## ACTION ITEM
Across the material below, count the lines that include the word "unicelulares" and give only that count.

** Opening EXERCISE MATERIAL block **

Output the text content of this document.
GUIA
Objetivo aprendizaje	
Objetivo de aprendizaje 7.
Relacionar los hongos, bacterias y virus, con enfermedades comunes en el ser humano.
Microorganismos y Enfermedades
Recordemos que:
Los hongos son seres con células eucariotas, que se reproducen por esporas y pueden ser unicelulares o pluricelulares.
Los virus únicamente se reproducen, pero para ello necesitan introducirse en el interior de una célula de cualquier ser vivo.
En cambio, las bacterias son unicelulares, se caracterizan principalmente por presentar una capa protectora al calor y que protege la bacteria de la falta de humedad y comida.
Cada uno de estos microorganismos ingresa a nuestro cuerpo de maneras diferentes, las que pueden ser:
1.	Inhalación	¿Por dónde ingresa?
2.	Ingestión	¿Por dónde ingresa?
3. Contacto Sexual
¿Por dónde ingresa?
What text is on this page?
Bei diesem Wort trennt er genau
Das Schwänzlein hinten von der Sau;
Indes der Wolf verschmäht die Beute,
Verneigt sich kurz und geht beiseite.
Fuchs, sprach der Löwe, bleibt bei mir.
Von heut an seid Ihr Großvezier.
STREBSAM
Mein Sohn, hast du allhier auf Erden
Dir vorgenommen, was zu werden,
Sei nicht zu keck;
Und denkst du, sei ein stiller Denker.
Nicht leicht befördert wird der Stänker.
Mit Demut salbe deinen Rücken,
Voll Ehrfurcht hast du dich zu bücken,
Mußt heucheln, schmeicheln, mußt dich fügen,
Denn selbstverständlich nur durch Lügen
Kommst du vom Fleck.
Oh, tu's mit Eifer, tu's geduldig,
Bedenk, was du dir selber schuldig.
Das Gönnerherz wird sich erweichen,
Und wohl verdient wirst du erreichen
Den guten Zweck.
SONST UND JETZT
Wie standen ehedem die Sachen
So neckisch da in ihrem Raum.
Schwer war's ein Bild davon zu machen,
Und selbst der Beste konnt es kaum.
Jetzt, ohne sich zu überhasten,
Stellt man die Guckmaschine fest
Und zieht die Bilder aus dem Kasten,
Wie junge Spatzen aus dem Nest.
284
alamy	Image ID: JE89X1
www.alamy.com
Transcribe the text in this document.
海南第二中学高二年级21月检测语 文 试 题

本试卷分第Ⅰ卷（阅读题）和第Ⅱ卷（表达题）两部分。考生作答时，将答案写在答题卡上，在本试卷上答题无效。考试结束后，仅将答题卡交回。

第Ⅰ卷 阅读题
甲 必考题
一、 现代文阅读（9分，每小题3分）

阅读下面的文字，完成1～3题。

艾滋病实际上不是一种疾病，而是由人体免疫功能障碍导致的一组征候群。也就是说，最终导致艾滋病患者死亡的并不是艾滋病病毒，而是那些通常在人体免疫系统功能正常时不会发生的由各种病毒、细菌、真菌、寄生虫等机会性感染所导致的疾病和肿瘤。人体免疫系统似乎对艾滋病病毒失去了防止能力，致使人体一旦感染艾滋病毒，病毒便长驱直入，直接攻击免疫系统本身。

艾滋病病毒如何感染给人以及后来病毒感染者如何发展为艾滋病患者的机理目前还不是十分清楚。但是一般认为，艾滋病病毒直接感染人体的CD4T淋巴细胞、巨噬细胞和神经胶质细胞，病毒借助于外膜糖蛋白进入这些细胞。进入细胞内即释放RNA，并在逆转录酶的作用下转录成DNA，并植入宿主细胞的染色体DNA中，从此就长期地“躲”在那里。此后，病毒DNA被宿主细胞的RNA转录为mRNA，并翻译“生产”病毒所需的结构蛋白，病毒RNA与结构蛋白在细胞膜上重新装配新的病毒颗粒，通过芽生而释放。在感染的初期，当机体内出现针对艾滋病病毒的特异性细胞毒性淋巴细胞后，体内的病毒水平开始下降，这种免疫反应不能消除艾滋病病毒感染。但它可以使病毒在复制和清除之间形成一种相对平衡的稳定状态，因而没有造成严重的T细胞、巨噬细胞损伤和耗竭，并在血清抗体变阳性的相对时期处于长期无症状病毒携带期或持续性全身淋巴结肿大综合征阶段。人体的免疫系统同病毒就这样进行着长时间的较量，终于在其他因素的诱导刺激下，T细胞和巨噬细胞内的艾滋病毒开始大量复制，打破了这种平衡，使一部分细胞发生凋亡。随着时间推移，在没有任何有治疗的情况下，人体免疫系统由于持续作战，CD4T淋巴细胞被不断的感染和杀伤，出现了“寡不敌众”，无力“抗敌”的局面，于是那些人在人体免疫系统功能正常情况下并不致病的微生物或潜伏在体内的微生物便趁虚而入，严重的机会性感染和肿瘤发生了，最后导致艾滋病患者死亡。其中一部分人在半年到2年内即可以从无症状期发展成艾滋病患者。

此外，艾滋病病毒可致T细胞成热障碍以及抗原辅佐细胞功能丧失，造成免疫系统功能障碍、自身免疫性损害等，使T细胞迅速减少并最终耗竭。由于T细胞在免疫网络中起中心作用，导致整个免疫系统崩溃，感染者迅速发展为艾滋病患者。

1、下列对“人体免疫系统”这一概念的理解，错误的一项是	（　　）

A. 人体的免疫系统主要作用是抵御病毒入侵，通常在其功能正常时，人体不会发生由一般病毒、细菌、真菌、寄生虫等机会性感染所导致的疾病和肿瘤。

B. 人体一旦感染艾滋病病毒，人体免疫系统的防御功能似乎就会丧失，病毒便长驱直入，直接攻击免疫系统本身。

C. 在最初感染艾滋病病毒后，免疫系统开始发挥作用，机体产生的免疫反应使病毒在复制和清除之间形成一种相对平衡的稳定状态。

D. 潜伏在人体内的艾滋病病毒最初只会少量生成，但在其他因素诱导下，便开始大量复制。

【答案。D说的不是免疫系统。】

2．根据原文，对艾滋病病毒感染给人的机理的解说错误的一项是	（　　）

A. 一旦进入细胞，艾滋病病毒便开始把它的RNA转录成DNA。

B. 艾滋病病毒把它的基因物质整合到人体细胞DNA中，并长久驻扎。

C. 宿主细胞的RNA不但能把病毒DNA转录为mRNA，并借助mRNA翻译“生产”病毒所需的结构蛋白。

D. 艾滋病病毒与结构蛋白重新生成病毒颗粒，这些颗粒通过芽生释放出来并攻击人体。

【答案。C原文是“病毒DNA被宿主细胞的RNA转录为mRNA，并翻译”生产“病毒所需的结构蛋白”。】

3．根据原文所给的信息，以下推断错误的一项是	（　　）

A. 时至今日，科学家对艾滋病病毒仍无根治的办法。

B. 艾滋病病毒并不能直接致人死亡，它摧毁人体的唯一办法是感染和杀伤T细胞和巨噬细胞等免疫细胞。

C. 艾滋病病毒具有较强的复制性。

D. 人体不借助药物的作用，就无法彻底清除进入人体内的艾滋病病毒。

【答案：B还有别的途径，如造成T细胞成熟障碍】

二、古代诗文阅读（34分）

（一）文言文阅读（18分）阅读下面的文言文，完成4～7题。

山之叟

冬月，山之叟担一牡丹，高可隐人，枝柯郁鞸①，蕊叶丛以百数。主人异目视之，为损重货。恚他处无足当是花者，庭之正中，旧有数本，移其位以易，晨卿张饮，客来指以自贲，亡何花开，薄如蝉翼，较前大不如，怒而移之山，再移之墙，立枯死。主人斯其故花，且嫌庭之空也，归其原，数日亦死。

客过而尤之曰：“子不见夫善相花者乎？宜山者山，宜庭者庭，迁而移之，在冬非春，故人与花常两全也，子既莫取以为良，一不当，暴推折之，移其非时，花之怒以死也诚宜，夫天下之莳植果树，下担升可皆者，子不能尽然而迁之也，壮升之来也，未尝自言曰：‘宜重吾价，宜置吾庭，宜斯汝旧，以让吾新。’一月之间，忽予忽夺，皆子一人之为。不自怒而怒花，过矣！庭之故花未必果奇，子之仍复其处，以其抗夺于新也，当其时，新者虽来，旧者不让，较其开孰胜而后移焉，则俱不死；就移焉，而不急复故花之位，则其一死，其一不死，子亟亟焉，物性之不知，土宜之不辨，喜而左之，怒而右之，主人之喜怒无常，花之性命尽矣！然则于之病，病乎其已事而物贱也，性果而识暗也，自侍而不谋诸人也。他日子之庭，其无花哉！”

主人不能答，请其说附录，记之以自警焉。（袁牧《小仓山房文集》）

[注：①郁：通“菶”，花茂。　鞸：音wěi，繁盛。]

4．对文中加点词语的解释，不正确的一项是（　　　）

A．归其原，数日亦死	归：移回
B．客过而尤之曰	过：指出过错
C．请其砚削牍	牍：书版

** Closing EXERCISE MATERIAL block **

## SOLUTION FOR THIS TASK
2